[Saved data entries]
——————————

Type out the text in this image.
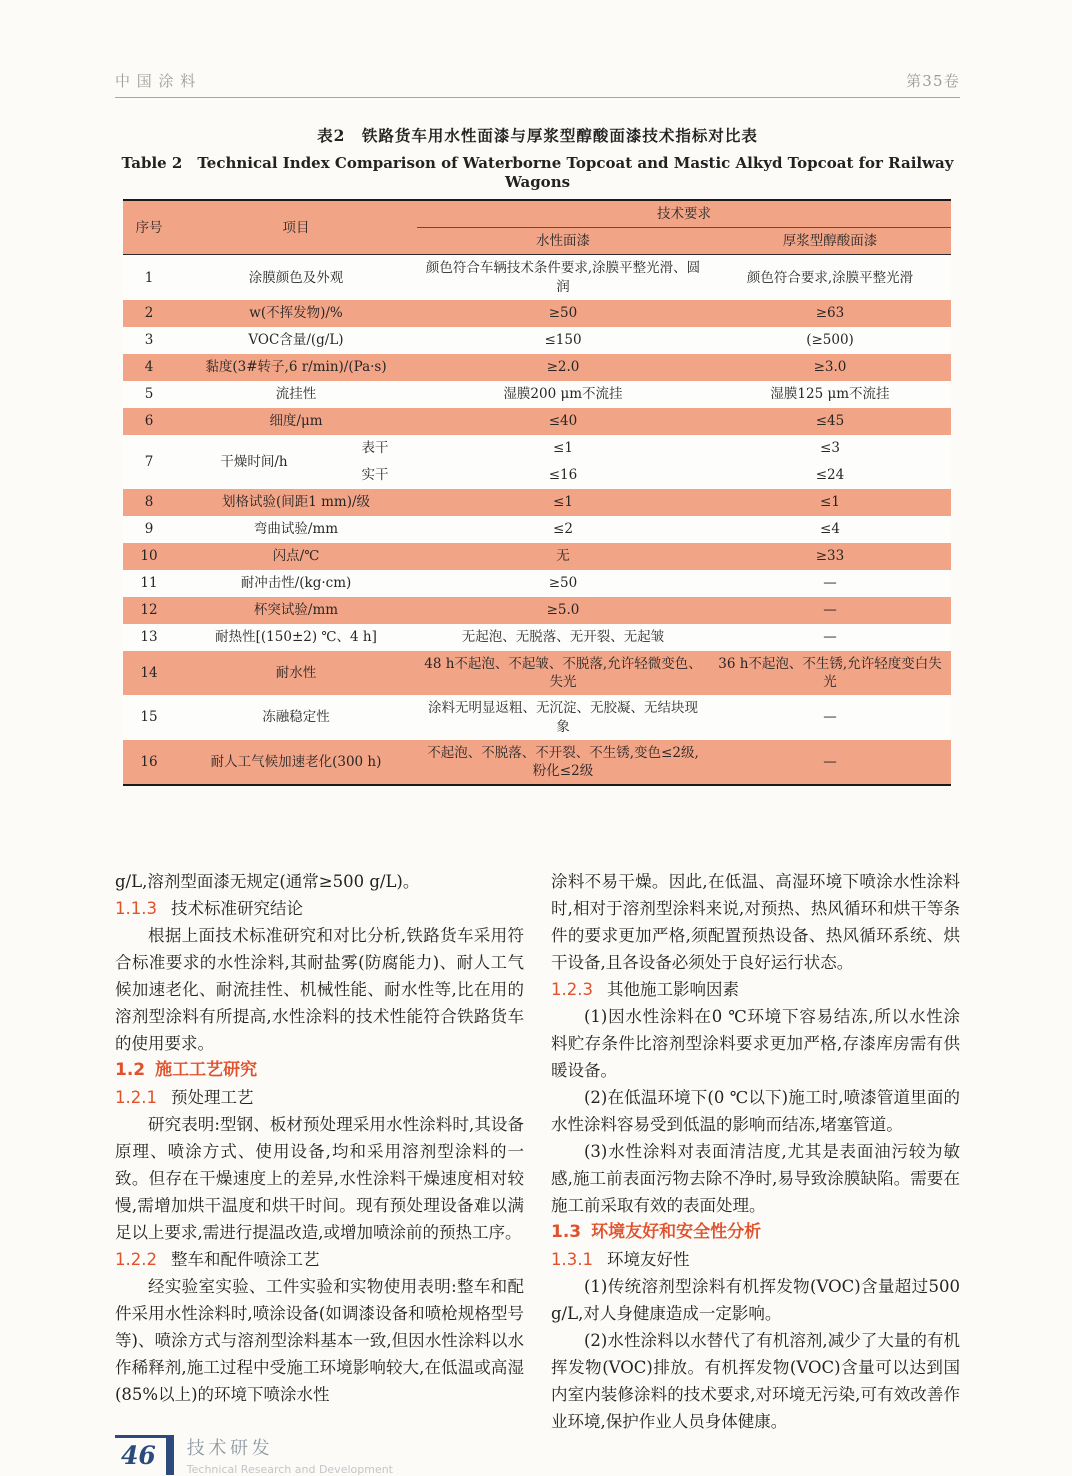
中国涂料	第35卷
表2　铁路货车用水性面漆与厚浆型醇酸面漆技术指标对比表
Table 2　Technical Index Comparison of Waterborne Topcoat and Mastic Alkyd Topcoat for Railway Wagons
序号	项目		技术要求	
			水性面漆	厚浆型醇酸面漆
1	涂膜颜色及外观		颜色符合车辆技术条件要求,涂膜平整光滑、圆润	颜色符合要求,涂膜平整光滑
2	w(不挥发物)/%		≥50	≥63
3	VOC含量/(g/L)		≤150	(≥500)
4	黏度(3#转子,6 r/min)/(Pa·s)		≥2.0	≥3.0
5	流挂性		湿膜200 μm不流挂	湿膜125 μm不流挂
6	细度/μm		≤40	≤45
7	干燥时间/h	表干	≤1	≤3
		实干	≤16	≤24
8	划格试验(间距1 mm)/级		≤1	≤1
9	弯曲试验/mm		≤2	≤4
10	闪点/℃		无	≥33
11	耐冲击性/(kg·cm)		≥50	—
12	杯突试验/mm		≥5.0	—
13	耐热性[(150±2) ℃、4 h]		无起泡、无脱落、无开裂、无起皱	—
14	耐水性		48 h不起泡、不起皱、不脱落,允许轻微变色、失光	36 h不起泡、不生锈,允许轻度变白失光
15	冻融稳定性		涂料无明显返粗、无沉淀、无胶凝、无结块现象	—
16	耐人工气候加速老化(300 h)		不起泡、不脱落、不开裂、不生锈,变色≤2级,粉化≤2级	—

g/L,溶剂型面漆无规定(通常≥500 g/L)。

1.1.3 技术标准研究结论

根据上面技术标准研究和对比分析,铁路货车采用符合标准要求的水性涂料,其耐盐雾(防腐能力)、耐人工气候加速老化、耐流挂性、机械性能、耐水性等,比在用的溶剂型涂料有所提高,水性涂料的技术性能符合铁路货车的使用要求。

1.2 施工工艺研究
1.2.1 预处理工艺

研究表明:型钢、板材预处理采用水性涂料时,其设备原理、喷涂方式、使用设备,均和采用溶剂型涂料的一致。但存在干燥速度上的差异,水性涂料干燥速度相对较慢,需增加烘干温度和烘干时间。现有预处理设备难以满足以上要求,需进行提温改造,或增加喷涂前的预热工序。

1.2.2 整车和配件喷涂工艺

经实验室实验、工件实验和实物使用表明:整车和配件采用水性涂料时,喷涂设备(如调漆设备和喷枪规格型号等)、喷涂方式与溶剂型涂料基本一致,但因水性涂料以水作稀释剂,施工过程中受施工环境影响较大,在低温或高湿(85%以上)的环境下喷涂水性

涂料不易干燥。因此,在低温、高湿环境下喷涂水性涂料时,相对于溶剂型涂料来说,对预热、热风循环和烘干等条件的要求更加严格,须配置预热设备、热风循环系统、烘干设备,且各设备必须处于良好运行状态。

1.2.3 其他施工影响因素

(1)因水性涂料在0 ℃环境下容易结冻,所以水性涂料贮存条件比溶剂型涂料要求更加严格,存漆库房需有供暖设备。

(2)在低温环境下(0 ℃以下)施工时,喷漆管道里面的水性涂料容易受到低温的影响而结冻,堵塞管道。

(3)水性涂料对表面清洁度,尤其是表面油污较为敏感,施工前表面污物去除不净时,易导致涂膜缺陷。需要在施工前采取有效的表面处理。

1.3 环境友好和安全性分析
1.3.1 环境友好性

(1)传统溶剂型涂料有机挥发物(VOC)含量超过500 g/L,对人身健康造成一定影响。

(2)水性涂料以水替代了有机溶剂,减少了大量的有机挥发物(VOC)排放。有机挥发物(VOC)含量可以达到国内室内装修涂料的技术要求,对环境无污染,可有效改善作业环境,保护作业人员身体健康。

46	技术研发
Technical Research and Development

——————————

### YOUR GOAL:
Write out every line of the data that holds the word "耐人工气候加速老化".

### RESPONSE TO THE TASK:
16	耐人工气候加速老化(300 h)		不起泡、不脱落、不开裂、不生锈,变色≤2级,粉化≤2级	—
根据上面技术标准研究和对比分析,铁路货车采用符合标准要求的水性涂料,其耐盐雾(防腐能力)、耐人工气候加速老化、耐流挂性、机械性能、耐水性等,比在用的溶剂型涂料有所提高,水性涂料的技术性能符合铁路货车的使用要求。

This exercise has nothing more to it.